Copy every record below exactly as it appears.

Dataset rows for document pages
++++++
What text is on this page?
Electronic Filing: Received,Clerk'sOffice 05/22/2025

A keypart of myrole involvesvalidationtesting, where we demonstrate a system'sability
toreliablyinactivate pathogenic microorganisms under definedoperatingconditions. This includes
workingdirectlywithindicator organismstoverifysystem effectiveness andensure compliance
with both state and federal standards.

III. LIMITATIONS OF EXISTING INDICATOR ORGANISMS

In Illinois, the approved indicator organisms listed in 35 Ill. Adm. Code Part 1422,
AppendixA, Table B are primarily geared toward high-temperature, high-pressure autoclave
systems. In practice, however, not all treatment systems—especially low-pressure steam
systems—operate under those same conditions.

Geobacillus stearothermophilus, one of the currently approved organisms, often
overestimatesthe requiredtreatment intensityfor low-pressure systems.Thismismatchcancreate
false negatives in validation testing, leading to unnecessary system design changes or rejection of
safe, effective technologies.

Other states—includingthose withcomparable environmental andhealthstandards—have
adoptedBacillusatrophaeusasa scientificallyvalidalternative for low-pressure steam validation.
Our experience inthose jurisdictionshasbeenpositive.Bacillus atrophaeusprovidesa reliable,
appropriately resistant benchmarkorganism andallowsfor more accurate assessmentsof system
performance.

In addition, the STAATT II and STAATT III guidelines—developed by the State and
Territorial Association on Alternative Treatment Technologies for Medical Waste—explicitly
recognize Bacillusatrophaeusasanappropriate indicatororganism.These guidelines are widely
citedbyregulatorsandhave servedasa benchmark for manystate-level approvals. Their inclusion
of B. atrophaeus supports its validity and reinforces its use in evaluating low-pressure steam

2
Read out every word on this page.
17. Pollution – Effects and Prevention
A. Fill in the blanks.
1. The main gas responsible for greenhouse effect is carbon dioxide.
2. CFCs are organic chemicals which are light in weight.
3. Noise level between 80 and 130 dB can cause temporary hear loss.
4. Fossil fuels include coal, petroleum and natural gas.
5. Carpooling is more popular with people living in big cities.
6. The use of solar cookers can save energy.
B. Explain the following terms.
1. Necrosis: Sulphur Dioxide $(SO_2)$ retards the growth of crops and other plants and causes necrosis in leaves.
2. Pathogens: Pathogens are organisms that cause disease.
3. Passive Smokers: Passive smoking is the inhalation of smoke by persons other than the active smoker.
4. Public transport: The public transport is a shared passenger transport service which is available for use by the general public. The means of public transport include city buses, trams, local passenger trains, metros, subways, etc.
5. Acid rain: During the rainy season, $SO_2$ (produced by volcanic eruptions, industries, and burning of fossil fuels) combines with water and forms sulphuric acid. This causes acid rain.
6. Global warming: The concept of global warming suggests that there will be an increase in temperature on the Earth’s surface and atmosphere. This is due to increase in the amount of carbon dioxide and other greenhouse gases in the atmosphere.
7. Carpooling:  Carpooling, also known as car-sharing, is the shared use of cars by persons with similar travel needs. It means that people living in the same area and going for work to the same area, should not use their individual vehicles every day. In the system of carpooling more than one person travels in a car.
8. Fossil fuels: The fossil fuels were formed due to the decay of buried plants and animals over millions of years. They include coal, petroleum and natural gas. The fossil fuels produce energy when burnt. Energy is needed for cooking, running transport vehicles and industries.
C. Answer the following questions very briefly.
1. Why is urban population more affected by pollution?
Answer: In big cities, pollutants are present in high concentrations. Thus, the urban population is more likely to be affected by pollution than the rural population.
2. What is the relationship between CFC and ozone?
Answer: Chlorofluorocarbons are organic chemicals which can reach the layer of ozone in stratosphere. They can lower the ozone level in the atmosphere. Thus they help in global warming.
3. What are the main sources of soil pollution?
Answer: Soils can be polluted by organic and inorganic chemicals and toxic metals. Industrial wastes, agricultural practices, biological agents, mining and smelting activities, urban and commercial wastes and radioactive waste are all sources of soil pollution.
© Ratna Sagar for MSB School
++++++
Exercise solution:
What text is on this page?
Electronic Filing: Received,Clerk'sOffice 05/22/2025

A keypart of myrole involvesvalidationtesting, where we demonstrate a system'sability
toreliablyinactivate pathogenic microorganisms under definedoperatingconditions. This includes
workingdirectlywithindicator organismstoverifysystem effectiveness andensure compliance
with both state and federal standards.

III. LIMITATIONS OF EXISTING INDICATOR ORGANISMS

In Illinois, the approved indicator organisms listed in 35 Ill. Adm. Code Part 1422,
AppendixA, Table B are primarily geared toward high-temperature, high-pressure autoclave
systems. In practice, however, not all treatment systems—especially low-pressure steam
systems—operate under those same conditions.

Geobacillus stearothermophilus, one of the currently approved organisms, often
overestimatesthe requiredtreatment intensityfor low-pressure systems.Thismismatchcancreate
false negatives in validation testing, leading to unnecessary system design changes or rejection of
safe, effective technologies.

Other states—includingthose withcomparable environmental andhealthstandards—have
adoptedBacillusatrophaeusasa scientificallyvalidalternative for low-pressure steam validation.
Our experience inthose jurisdictionshasbeenpositive.Bacillus atrophaeusprovidesa reliable,
appropriately resistant benchmarkorganism andallowsfor more accurate assessmentsof system
performance.

In addition, the STAATT II and STAATT III guidelines—developed by the State and
Territorial Association on Alternative Treatment Technologies for Medical Waste—explicitly
recognize Bacillusatrophaeusasanappropriate indicatororganism.These guidelines are widely
citedbyregulatorsandhave servedasa benchmark for manystate-level approvals. Their inclusion
of B. atrophaeus supports its validity and reinforces its use in evaluating low-pressure steam

2
Read out every word on this page.
17. Pollution – Effects and Prevention
A. Fill in the blanks.
1. The main gas responsible for greenhouse effect is carbon dioxide.
2. CFCs are organic chemicals which are light in weight.
3. Noise level between 80 and 130 dB can cause temporary hear loss.
4. Fossil fuels include coal, petroleum and natural gas.
5. Carpooling is more popular with people living in big cities.
6. The use of solar cookers can save energy.
B. Explain the following terms.
1. Necrosis: Sulphur Dioxide $(SO_2)$ retards the growth of crops and other plants and causes necrosis in leaves.
2. Pathogens: Pathogens are organisms that cause disease.
3. Passive Smokers: Passive smoking is the inhalation of smoke by persons other than the active smoker.
4. Public transport: The public transport is a shared passenger transport service which is available for use by the general public. The means of public transport include city buses, trams, local passenger trains, metros, subways, etc.
5. Acid rain: During the rainy season, $SO_2$ (produced by volcanic eruptions, industries, and burning of fossil fuels) combines with water and forms sulphuric acid. This causes acid rain.
6. Global warming: The concept of global warming suggests that there will be an increase in temperature on the Earth’s surface and atmosphere. This is due to increase in the amount of carbon dioxide and other greenhouse gases in the atmosphere.
7. Carpooling:  Carpooling, also known as car-sharing, is the shared use of cars by persons with similar travel needs. It means that people living in the same area and going for work to the same area, should not use their individual vehicles every day. In the system of carpooling more than one person travels in a car.
8. Fossil fuels: The fossil fuels were formed due to the decay of buried plants and animals over millions of years. They include coal, petroleum and natural gas. The fossil fuels produce energy when burnt. Energy is needed for cooking, running transport vehicles and industries.
C. Answer the following questions very briefly.
1. Why is urban population more affected by pollution?
Answer: In big cities, pollutants are present in high concentrations. Thus, the urban population is more likely to be affected by pollution than the rural population.
2. What is the relationship between CFC and ozone?
Answer: Chlorofluorocarbons are organic chemicals which can reach the layer of ozone in stratosphere. They can lower the ozone level in the atmosphere. Thus they help in global warming.
3. What are the main sources of soil pollution?
Answer: Soils can be polluted by organic and inorganic chemicals and toxic metals. Industrial wastes, agricultural practices, biological agents, mining and smelting activities, urban and commercial wastes and radioactive waste are all sources of soil pollution.
© Ratna Sagar for MSB School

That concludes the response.